[Items from a data source]

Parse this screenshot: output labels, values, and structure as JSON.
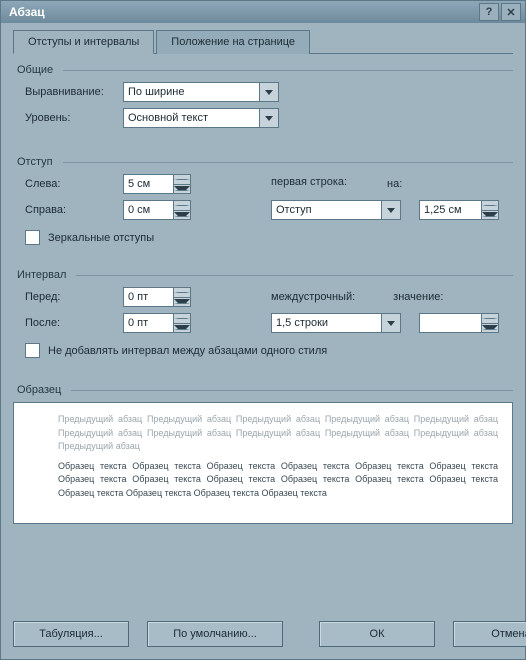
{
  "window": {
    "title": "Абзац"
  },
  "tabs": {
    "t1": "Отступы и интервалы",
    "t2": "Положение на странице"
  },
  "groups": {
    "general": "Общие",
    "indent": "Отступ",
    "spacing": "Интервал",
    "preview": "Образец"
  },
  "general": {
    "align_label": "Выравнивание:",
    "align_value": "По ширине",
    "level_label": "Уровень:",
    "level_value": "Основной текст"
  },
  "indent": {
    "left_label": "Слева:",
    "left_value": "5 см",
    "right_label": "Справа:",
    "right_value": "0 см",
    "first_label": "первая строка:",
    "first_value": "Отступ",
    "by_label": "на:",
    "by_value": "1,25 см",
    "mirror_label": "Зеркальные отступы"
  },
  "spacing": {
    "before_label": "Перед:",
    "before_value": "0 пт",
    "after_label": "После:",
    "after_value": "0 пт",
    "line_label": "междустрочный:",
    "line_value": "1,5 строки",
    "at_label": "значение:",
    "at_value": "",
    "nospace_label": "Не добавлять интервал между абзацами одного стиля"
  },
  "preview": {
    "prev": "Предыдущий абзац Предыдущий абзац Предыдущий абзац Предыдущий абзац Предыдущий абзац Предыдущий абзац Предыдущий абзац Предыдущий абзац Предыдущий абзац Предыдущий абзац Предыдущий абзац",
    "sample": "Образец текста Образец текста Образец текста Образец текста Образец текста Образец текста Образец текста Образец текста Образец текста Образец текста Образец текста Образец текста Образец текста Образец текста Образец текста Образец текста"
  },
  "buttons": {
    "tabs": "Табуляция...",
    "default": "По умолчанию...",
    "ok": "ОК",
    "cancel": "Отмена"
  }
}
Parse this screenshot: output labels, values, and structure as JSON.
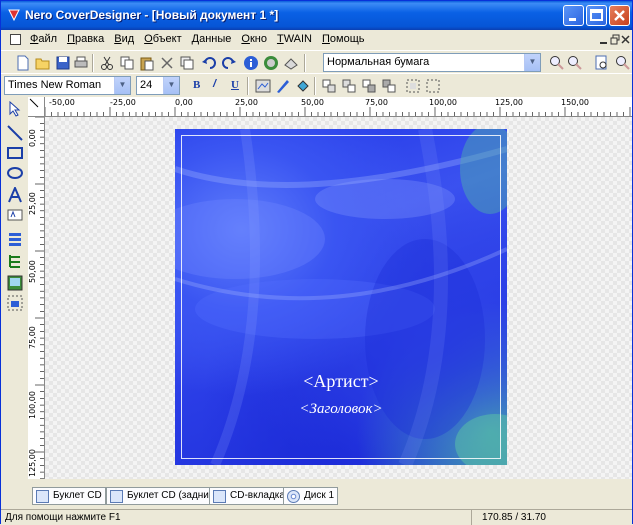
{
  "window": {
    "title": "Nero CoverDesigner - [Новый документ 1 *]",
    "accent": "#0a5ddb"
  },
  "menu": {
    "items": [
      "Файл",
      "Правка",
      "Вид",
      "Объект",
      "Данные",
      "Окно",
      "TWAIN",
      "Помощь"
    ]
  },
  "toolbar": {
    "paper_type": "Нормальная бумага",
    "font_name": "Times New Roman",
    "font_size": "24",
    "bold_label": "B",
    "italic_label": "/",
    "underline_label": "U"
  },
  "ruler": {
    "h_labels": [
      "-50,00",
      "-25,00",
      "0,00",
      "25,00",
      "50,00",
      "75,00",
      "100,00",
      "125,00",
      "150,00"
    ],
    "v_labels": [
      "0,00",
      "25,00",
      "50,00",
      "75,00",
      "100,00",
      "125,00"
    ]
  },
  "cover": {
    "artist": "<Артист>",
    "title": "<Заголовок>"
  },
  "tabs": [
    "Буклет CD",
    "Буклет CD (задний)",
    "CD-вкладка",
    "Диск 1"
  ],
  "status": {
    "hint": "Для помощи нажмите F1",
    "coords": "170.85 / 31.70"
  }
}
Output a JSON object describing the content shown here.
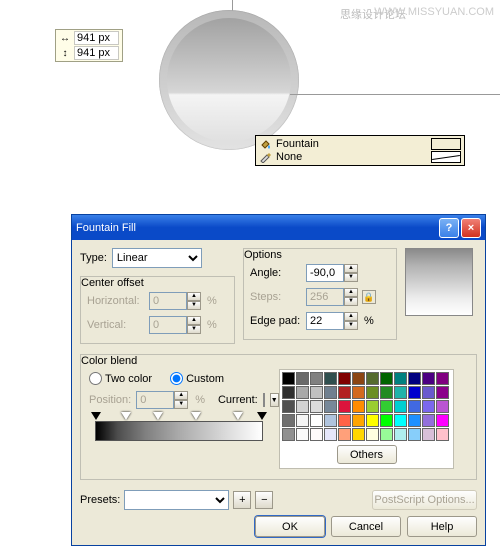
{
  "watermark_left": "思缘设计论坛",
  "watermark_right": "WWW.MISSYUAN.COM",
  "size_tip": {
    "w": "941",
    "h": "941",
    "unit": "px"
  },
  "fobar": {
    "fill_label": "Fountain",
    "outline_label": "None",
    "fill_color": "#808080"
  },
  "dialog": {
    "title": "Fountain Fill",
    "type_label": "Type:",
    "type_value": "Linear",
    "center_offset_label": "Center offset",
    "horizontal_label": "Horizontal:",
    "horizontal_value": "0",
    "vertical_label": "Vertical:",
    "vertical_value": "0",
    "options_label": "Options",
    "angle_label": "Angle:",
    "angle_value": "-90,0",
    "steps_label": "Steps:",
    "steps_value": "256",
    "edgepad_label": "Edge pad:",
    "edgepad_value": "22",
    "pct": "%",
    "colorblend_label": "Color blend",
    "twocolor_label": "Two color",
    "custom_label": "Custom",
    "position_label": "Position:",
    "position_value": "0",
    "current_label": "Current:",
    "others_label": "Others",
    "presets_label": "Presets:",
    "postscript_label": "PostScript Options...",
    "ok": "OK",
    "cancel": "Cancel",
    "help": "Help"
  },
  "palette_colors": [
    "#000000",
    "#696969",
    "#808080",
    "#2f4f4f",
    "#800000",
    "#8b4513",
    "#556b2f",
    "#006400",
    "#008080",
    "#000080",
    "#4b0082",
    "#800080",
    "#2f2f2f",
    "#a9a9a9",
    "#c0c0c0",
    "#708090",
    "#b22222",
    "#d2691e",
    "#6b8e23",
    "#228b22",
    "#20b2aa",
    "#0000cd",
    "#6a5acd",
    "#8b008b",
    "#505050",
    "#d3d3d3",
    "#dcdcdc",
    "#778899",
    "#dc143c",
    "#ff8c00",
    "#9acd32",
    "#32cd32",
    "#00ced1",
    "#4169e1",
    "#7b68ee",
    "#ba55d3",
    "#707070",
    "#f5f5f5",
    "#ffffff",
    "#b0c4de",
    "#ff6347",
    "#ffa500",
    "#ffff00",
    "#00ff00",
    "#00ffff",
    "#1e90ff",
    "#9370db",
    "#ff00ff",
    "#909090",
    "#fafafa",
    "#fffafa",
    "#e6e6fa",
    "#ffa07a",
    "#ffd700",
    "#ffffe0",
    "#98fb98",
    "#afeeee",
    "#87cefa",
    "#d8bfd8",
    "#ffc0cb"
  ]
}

...

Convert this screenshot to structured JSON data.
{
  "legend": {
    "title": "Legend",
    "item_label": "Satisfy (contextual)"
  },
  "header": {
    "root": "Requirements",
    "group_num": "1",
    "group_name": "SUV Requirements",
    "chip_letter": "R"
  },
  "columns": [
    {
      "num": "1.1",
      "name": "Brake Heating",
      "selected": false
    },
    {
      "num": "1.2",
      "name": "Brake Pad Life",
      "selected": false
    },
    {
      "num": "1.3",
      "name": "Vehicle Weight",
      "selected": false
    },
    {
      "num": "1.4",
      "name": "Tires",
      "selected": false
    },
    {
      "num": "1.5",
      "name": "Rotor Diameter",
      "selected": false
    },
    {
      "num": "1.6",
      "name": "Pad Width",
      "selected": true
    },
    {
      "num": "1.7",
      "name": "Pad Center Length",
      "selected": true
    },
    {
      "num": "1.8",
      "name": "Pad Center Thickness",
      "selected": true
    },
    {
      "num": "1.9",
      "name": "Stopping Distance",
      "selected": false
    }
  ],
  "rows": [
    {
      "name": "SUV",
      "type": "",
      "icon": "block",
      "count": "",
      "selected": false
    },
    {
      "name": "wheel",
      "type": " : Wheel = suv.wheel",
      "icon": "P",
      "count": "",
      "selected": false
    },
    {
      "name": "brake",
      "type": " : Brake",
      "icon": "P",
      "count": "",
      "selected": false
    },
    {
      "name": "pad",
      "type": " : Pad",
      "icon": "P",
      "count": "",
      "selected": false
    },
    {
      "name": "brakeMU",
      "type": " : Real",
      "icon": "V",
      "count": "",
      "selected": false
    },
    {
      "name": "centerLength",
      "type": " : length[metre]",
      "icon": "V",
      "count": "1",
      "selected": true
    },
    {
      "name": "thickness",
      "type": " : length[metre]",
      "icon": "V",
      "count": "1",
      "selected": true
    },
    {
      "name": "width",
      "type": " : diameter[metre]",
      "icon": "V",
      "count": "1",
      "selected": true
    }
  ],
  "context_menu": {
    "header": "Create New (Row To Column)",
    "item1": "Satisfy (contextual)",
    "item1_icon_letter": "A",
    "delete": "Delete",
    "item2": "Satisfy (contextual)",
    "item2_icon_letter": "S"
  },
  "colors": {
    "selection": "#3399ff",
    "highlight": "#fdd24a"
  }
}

Your goal: Read through the entries and copy each line in which "Образец" appears.

Exercise result:
    "preview": "Образец"
    "sample": "Образец текста Образец текста Образец текста Образец текста Образец текста Образец текста Образец текста Образец текста Образец текста Образец текста Образец текста Образец текста Образец текста Образец текста Образец текста Образец текста"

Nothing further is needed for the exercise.